_Required work_
Copy every line of the records below that holds the word "type".

[Entries from a visual dataset]

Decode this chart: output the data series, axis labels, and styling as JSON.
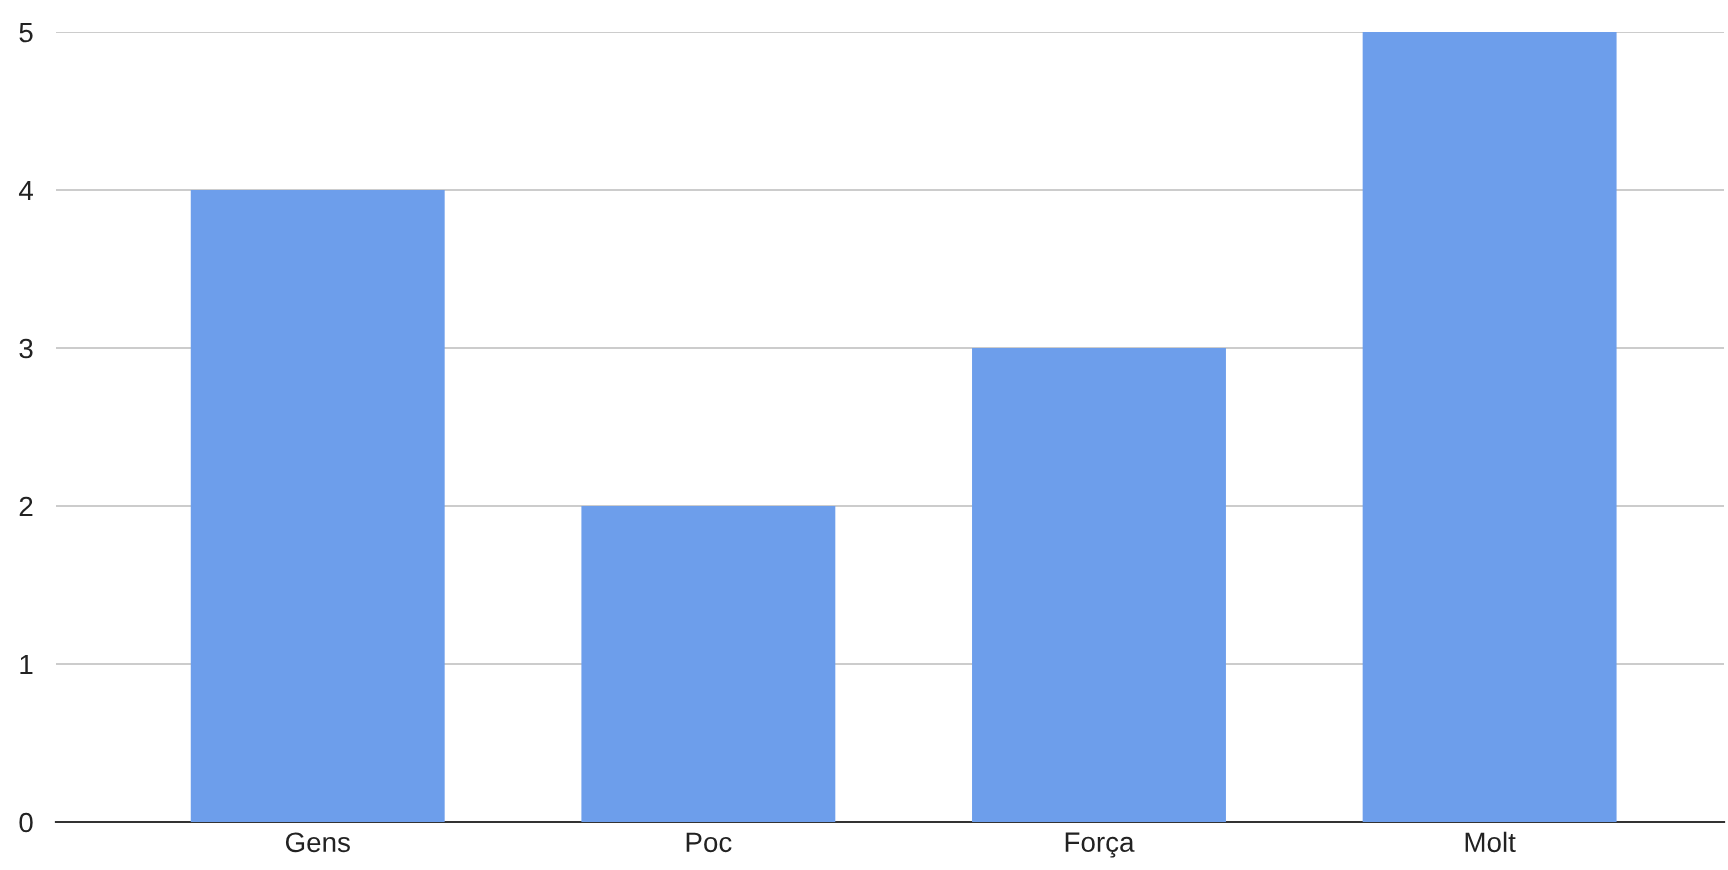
{
  "chart_data": {
    "type": "bar",
    "categories": [
      "Gens",
      "Poc",
      "Força",
      "Molt"
    ],
    "values": [
      4,
      2,
      3,
      5
    ],
    "color": "#6d9eeb",
    "ylim": [
      0,
      5
    ],
    "yticks": [
      0,
      1,
      2,
      3,
      4,
      5
    ],
    "grid": "y"
  }
}
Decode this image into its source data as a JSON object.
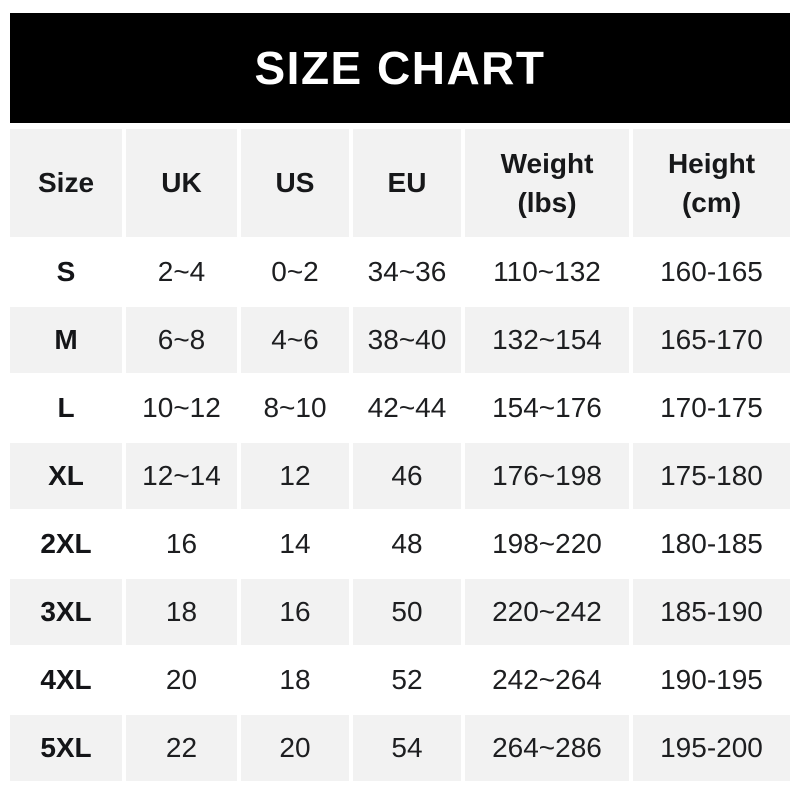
{
  "banner": {
    "title": "SIZE CHART"
  },
  "colors": {
    "banner_bg": "#000000",
    "banner_text": "#ffffff",
    "shaded_cell_bg": "#f2f2f2",
    "page_bg": "#ffffff",
    "text": "#1d1e20"
  },
  "table": {
    "columns": [
      {
        "label": "Size"
      },
      {
        "label": "UK"
      },
      {
        "label": "US"
      },
      {
        "label": "EU"
      },
      {
        "label": "Weight",
        "sub": "(lbs)"
      },
      {
        "label": "Height",
        "sub": "(cm)"
      }
    ],
    "rows": [
      {
        "cells": [
          "S",
          "2~4",
          "0~2",
          "34~36",
          "110~132",
          "160-165"
        ]
      },
      {
        "cells": [
          "M",
          "6~8",
          "4~6",
          "38~40",
          "132~154",
          "165-170"
        ]
      },
      {
        "cells": [
          "L",
          "10~12",
          "8~10",
          "42~44",
          "154~176",
          "170-175"
        ]
      },
      {
        "cells": [
          "XL",
          "12~14",
          "12",
          "46",
          "176~198",
          "175-180"
        ]
      },
      {
        "cells": [
          "2XL",
          "16",
          "14",
          "48",
          "198~220",
          "180-185"
        ]
      },
      {
        "cells": [
          "3XL",
          "18",
          "16",
          "50",
          "220~242",
          "185-190"
        ]
      },
      {
        "cells": [
          "4XL",
          "20",
          "18",
          "52",
          "242~264",
          "190-195"
        ]
      },
      {
        "cells": [
          "5XL",
          "22",
          "20",
          "54",
          "264~286",
          "195-200"
        ]
      }
    ]
  },
  "chart_data": {
    "type": "table",
    "title": "SIZE CHART",
    "columns": [
      "Size",
      "UK",
      "US",
      "EU",
      "Weight (lbs)",
      "Height (cm)"
    ],
    "rows": [
      [
        "S",
        "2~4",
        "0~2",
        "34~36",
        "110~132",
        "160-165"
      ],
      [
        "M",
        "6~8",
        "4~6",
        "38~40",
        "132~154",
        "165-170"
      ],
      [
        "L",
        "10~12",
        "8~10",
        "42~44",
        "154~176",
        "170-175"
      ],
      [
        "XL",
        "12~14",
        "12",
        "46",
        "176~198",
        "175-180"
      ],
      [
        "2XL",
        "16",
        "14",
        "48",
        "198~220",
        "180-185"
      ],
      [
        "3XL",
        "18",
        "16",
        "50",
        "220~242",
        "185-190"
      ],
      [
        "4XL",
        "20",
        "18",
        "52",
        "242~264",
        "190-195"
      ],
      [
        "5XL",
        "22",
        "20",
        "54",
        "264~286",
        "195-200"
      ]
    ]
  }
}
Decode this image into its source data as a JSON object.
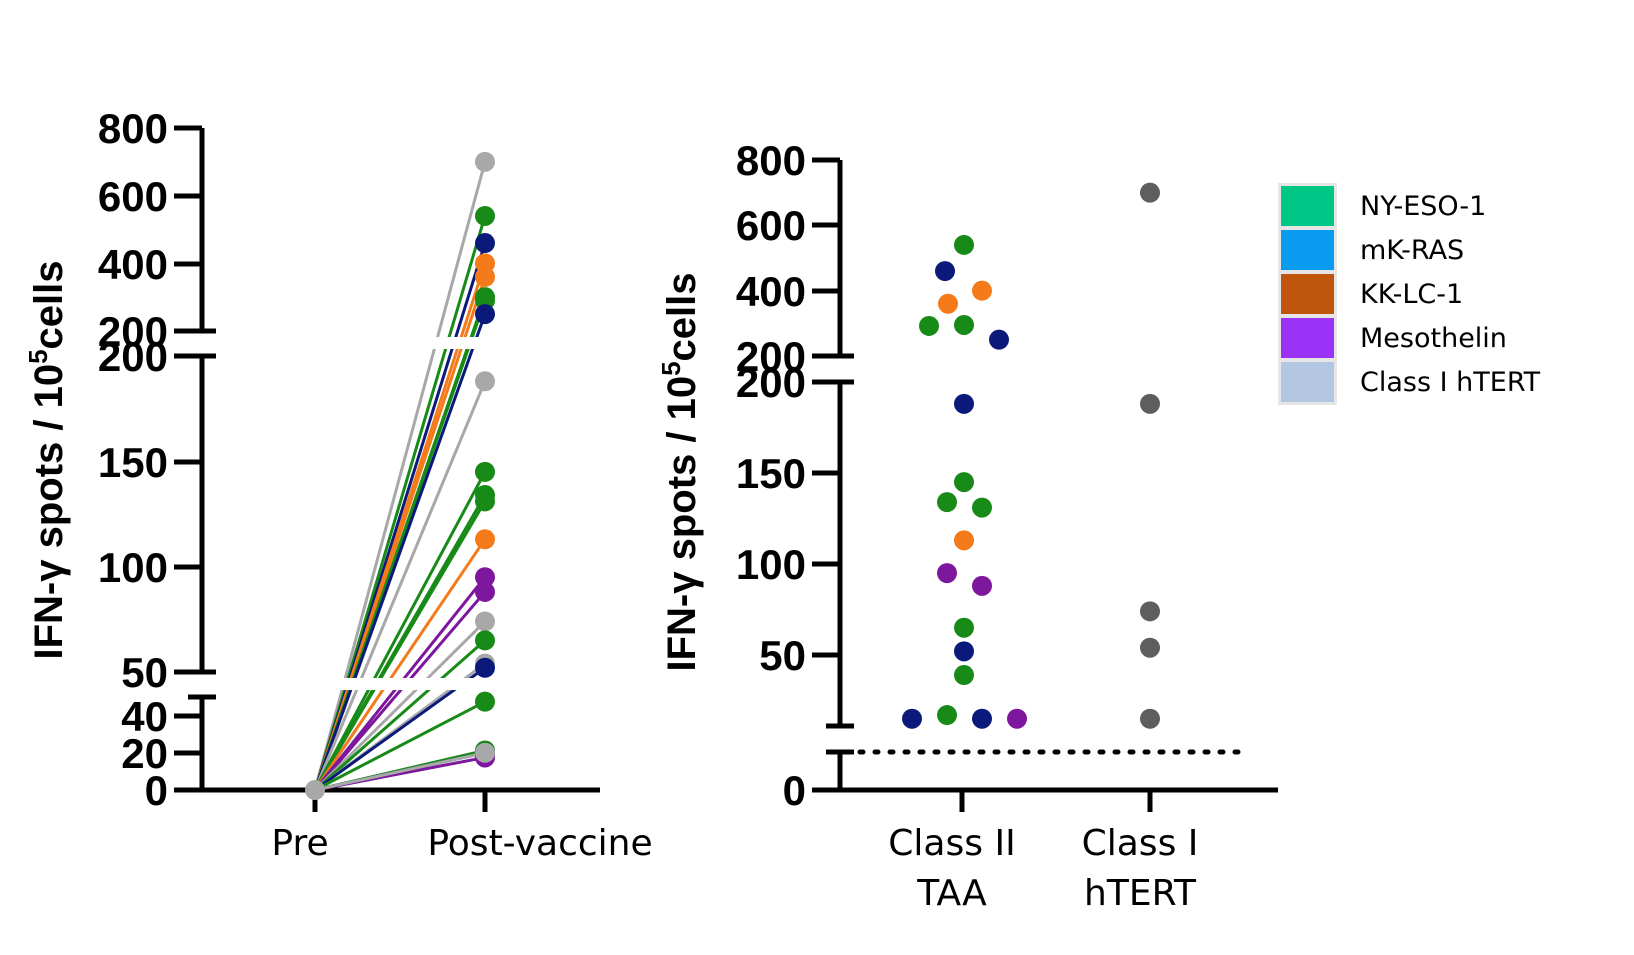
{
  "colors": {
    "NY-ESO-1": "#178a17",
    "mK-RAS": "#0b1a7a",
    "KK-LC-1": "#f57a1a",
    "Mesothelin": "#7d179e",
    "Class I hTERT": "#a8a8a8",
    "hTERT_right": "#5e5e5e",
    "axis": "#000000"
  },
  "legend_colors": {
    "NY-ESO-1": "#00c785",
    "mK-RAS": "#0a9bf0",
    "KK-LC-1": "#c0560e",
    "Mesothelin": "#9a33f5",
    "Class I hTERT": "#b3c7e3"
  },
  "chart_data": [
    {
      "type": "line",
      "chart_kind": "paired before-after line plot",
      "ylabel": "IFN-γ spots / 10",
      "ylabel_exp": "5",
      "ylabel_suffix": "cells",
      "y_axis": "broken",
      "y_segments": [
        [
          0,
          45
        ],
        [
          50,
          200
        ],
        [
          200,
          800
        ]
      ],
      "yticks": [
        "0",
        "20",
        "40",
        "50",
        "100",
        "150",
        "200",
        "200",
        "400",
        "600",
        "800"
      ],
      "categories": [
        "Pre",
        "Post-vaccine"
      ],
      "pairs": [
        {
          "antigen": "Class I hTERT",
          "pre": 0,
          "post": 700
        },
        {
          "antigen": "NY-ESO-1",
          "pre": 0,
          "post": 540
        },
        {
          "antigen": "mK-RAS",
          "pre": 0,
          "post": 460
        },
        {
          "antigen": "KK-LC-1",
          "pre": 0,
          "post": 400
        },
        {
          "antigen": "KK-LC-1",
          "pre": 0,
          "post": 360
        },
        {
          "antigen": "NY-ESO-1",
          "pre": 0,
          "post": 300
        },
        {
          "antigen": "NY-ESO-1",
          "pre": 0,
          "post": 290
        },
        {
          "antigen": "mK-RAS",
          "pre": 0,
          "post": 250
        },
        {
          "antigen": "Class I hTERT",
          "pre": 0,
          "post": 188
        },
        {
          "antigen": "NY-ESO-1",
          "pre": 0,
          "post": 145
        },
        {
          "antigen": "NY-ESO-1",
          "pre": 0,
          "post": 134
        },
        {
          "antigen": "NY-ESO-1",
          "pre": 0,
          "post": 131
        },
        {
          "antigen": "KK-LC-1",
          "pre": 0,
          "post": 113
        },
        {
          "antigen": "Mesothelin",
          "pre": 0,
          "post": 95
        },
        {
          "antigen": "Mesothelin",
          "pre": 0,
          "post": 88
        },
        {
          "antigen": "Class I hTERT",
          "pre": 0,
          "post": 74
        },
        {
          "antigen": "NY-ESO-1",
          "pre": 0,
          "post": 65
        },
        {
          "antigen": "Class I hTERT",
          "pre": 0,
          "post": 54
        },
        {
          "antigen": "mK-RAS",
          "pre": 0,
          "post": 52
        },
        {
          "antigen": "NY-ESO-1",
          "pre": 0,
          "post": 38
        },
        {
          "antigen": "NY-ESO-1",
          "pre": 0,
          "post": 17
        },
        {
          "antigen": "mK-RAS",
          "pre": 0,
          "post": 16
        },
        {
          "antigen": "Mesothelin",
          "pre": 0,
          "post": 14
        },
        {
          "antigen": "Class I hTERT",
          "pre": 0,
          "post": 16
        }
      ]
    },
    {
      "type": "scatter",
      "ylabel": "IFN-γ spots / 10",
      "ylabel_exp": "5",
      "ylabel_suffix": "cells",
      "y_axis": "broken",
      "y_segments": [
        [
          0,
          10
        ],
        [
          25,
          200
        ],
        [
          200,
          800
        ]
      ],
      "yticks": [
        "0",
        "50",
        "100",
        "150",
        "200",
        "200",
        "400",
        "600",
        "800"
      ],
      "threshold_line": "dotted",
      "categories": [
        {
          "line1": "Class II",
          "line2": "TAA"
        },
        {
          "line1": "Class I",
          "line2": "hTERT"
        }
      ],
      "points": [
        {
          "group": 0,
          "antigen": "NY-ESO-1",
          "y": 540,
          "dx": 2
        },
        {
          "group": 0,
          "antigen": "mK-RAS",
          "y": 460,
          "dx": -17
        },
        {
          "group": 0,
          "antigen": "KK-LC-1",
          "y": 400,
          "dx": 20
        },
        {
          "group": 0,
          "antigen": "KK-LC-1",
          "y": 360,
          "dx": -14
        },
        {
          "group": 0,
          "antigen": "NY-ESO-1",
          "y": 292,
          "dx": -33
        },
        {
          "group": 0,
          "antigen": "NY-ESO-1",
          "y": 295,
          "dx": 2
        },
        {
          "group": 0,
          "antigen": "mK-RAS",
          "y": 250,
          "dx": 37
        },
        {
          "group": 0,
          "antigen": "mK-RAS",
          "y": 188,
          "dx": 2
        },
        {
          "group": 0,
          "antigen": "NY-ESO-1",
          "y": 145,
          "dx": 2
        },
        {
          "group": 0,
          "antigen": "NY-ESO-1",
          "y": 134,
          "dx": -15
        },
        {
          "group": 0,
          "antigen": "NY-ESO-1",
          "y": 131,
          "dx": 20
        },
        {
          "group": 0,
          "antigen": "KK-LC-1",
          "y": 113,
          "dx": 2
        },
        {
          "group": 0,
          "antigen": "Mesothelin",
          "y": 95,
          "dx": -15
        },
        {
          "group": 0,
          "antigen": "Mesothelin",
          "y": 88,
          "dx": 20
        },
        {
          "group": 0,
          "antigen": "NY-ESO-1",
          "y": 65,
          "dx": 2
        },
        {
          "group": 0,
          "antigen": "mK-RAS",
          "y": 52,
          "dx": 2
        },
        {
          "group": 0,
          "antigen": "NY-ESO-1",
          "y": 39,
          "dx": 2
        },
        {
          "group": 0,
          "antigen": "NY-ESO-1",
          "y": 17,
          "dx": -15
        },
        {
          "group": 0,
          "antigen": "mK-RAS",
          "y": 15,
          "dx": -50
        },
        {
          "group": 0,
          "antigen": "mK-RAS",
          "y": 15,
          "dx": 20
        },
        {
          "group": 0,
          "antigen": "Mesothelin",
          "y": 15,
          "dx": 55
        },
        {
          "group": 1,
          "antigen": "hTERT_right",
          "y": 700,
          "dx": 0
        },
        {
          "group": 1,
          "antigen": "hTERT_right",
          "y": 188,
          "dx": 0
        },
        {
          "group": 1,
          "antigen": "hTERT_right",
          "y": 74,
          "dx": 0
        },
        {
          "group": 1,
          "antigen": "hTERT_right",
          "y": 54,
          "dx": 0
        },
        {
          "group": 1,
          "antigen": "hTERT_right",
          "y": 15,
          "dx": 0
        }
      ]
    }
  ],
  "legend": [
    "NY-ESO-1",
    "mK-RAS",
    "KK-LC-1",
    "Mesothelin",
    "Class I hTERT"
  ]
}
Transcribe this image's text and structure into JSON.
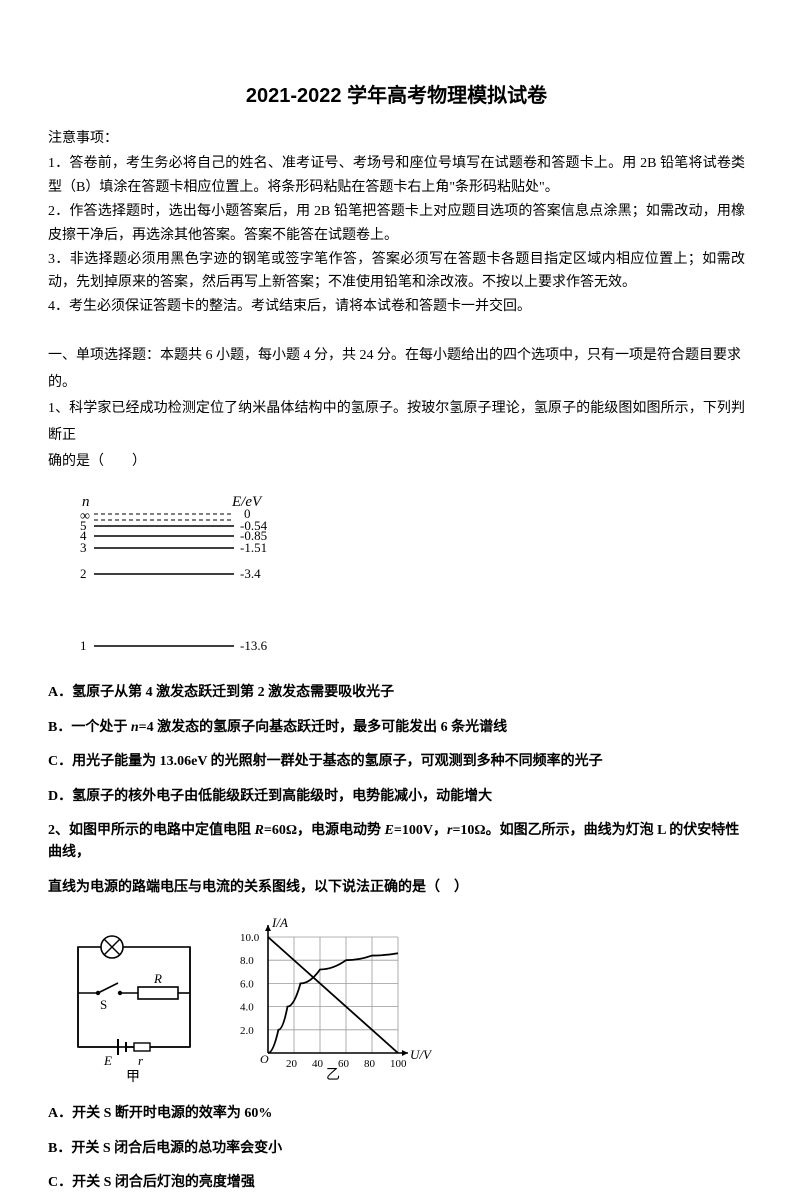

_Expected output_
    "type": "bar",
    "type": "table",
      "type": "line",
      "type": "scatter",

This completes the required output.